Material provided ::
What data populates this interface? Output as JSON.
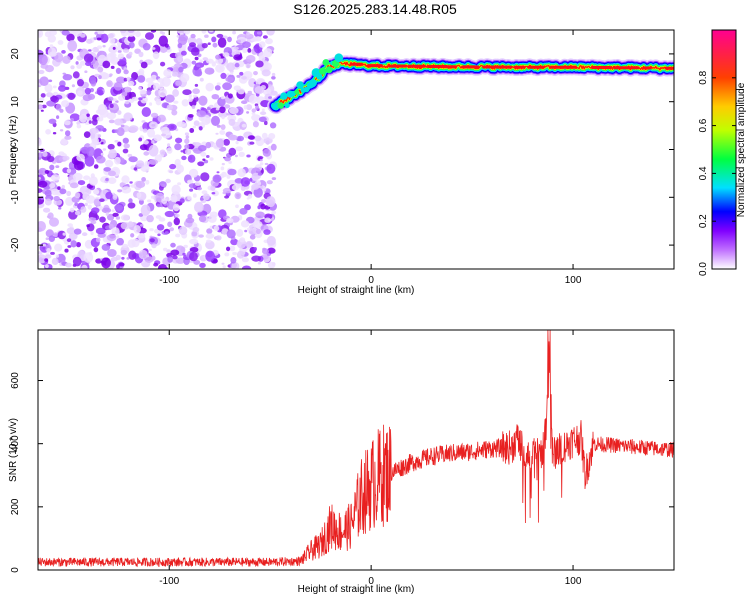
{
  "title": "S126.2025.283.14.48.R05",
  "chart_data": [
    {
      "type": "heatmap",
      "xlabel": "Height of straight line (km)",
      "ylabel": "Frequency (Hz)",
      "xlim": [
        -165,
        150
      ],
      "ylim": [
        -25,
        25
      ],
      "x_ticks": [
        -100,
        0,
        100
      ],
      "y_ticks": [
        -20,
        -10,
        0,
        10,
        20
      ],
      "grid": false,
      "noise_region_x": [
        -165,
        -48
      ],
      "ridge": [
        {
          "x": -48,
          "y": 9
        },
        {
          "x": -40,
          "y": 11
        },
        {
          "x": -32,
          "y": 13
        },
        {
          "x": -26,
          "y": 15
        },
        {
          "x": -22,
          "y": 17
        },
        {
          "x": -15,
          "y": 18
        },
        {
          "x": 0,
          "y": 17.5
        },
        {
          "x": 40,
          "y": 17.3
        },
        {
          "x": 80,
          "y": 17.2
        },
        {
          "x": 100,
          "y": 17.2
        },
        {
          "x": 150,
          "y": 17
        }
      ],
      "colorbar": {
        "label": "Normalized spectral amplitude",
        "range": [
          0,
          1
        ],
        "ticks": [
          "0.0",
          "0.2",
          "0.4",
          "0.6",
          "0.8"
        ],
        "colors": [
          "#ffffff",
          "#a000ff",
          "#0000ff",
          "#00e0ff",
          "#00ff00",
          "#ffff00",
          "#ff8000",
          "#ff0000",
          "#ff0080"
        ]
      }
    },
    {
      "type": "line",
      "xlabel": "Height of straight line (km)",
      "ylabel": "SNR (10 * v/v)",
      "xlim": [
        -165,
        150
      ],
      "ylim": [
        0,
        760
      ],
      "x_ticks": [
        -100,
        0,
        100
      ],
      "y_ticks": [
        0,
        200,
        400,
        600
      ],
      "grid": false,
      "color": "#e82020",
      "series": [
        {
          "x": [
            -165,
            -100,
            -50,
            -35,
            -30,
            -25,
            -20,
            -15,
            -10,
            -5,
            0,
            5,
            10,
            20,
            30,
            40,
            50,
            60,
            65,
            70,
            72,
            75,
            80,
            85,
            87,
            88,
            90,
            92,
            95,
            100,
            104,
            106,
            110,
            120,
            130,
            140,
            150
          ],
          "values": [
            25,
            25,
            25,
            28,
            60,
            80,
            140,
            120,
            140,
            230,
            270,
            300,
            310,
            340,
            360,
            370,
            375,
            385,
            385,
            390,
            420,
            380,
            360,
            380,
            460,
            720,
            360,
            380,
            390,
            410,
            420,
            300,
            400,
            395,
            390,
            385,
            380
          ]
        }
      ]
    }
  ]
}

Directions for this task :: Copy out the records above in full, exactly as written, but not the pictures.

Written solution ::
What data populates this interface? Output as JSON.
{
  "title": "S126.2025.283.14.48.R05",
  "chart_data": [
    {
      "type": "heatmap",
      "xlabel": "Height of straight line (km)",
      "ylabel": "Frequency (Hz)",
      "xlim": [
        -165,
        150
      ],
      "ylim": [
        -25,
        25
      ],
      "x_ticks": [
        -100,
        0,
        100
      ],
      "y_ticks": [
        -20,
        -10,
        0,
        10,
        20
      ],
      "grid": false,
      "noise_region_x": [
        -165,
        -48
      ],
      "ridge": [
        {
          "x": -48,
          "y": 9
        },
        {
          "x": -40,
          "y": 11
        },
        {
          "x": -32,
          "y": 13
        },
        {
          "x": -26,
          "y": 15
        },
        {
          "x": -22,
          "y": 17
        },
        {
          "x": -15,
          "y": 18
        },
        {
          "x": 0,
          "y": 17.5
        },
        {
          "x": 40,
          "y": 17.3
        },
        {
          "x": 80,
          "y": 17.2
        },
        {
          "x": 100,
          "y": 17.2
        },
        {
          "x": 150,
          "y": 17
        }
      ],
      "colorbar": {
        "label": "Normalized spectral amplitude",
        "range": [
          0,
          1
        ],
        "ticks": [
          "0.0",
          "0.2",
          "0.4",
          "0.6",
          "0.8"
        ],
        "colors": [
          "#ffffff",
          "#a000ff",
          "#0000ff",
          "#00e0ff",
          "#00ff00",
          "#ffff00",
          "#ff8000",
          "#ff0000",
          "#ff0080"
        ]
      }
    },
    {
      "type": "line",
      "xlabel": "Height of straight line (km)",
      "ylabel": "SNR (10 * v/v)",
      "xlim": [
        -165,
        150
      ],
      "ylim": [
        0,
        760
      ],
      "x_ticks": [
        -100,
        0,
        100
      ],
      "y_ticks": [
        0,
        200,
        400,
        600
      ],
      "grid": false,
      "color": "#e82020",
      "series": [
        {
          "x": [
            -165,
            -100,
            -50,
            -35,
            -30,
            -25,
            -20,
            -15,
            -10,
            -5,
            0,
            5,
            10,
            20,
            30,
            40,
            50,
            60,
            65,
            70,
            72,
            75,
            80,
            85,
            87,
            88,
            90,
            92,
            95,
            100,
            104,
            106,
            110,
            120,
            130,
            140,
            150
          ],
          "values": [
            25,
            25,
            25,
            28,
            60,
            80,
            140,
            120,
            140,
            230,
            270,
            300,
            310,
            340,
            360,
            370,
            375,
            385,
            385,
            390,
            420,
            380,
            360,
            380,
            460,
            720,
            360,
            380,
            390,
            410,
            420,
            300,
            400,
            395,
            390,
            385,
            380
          ]
        }
      ]
    }
  ]
}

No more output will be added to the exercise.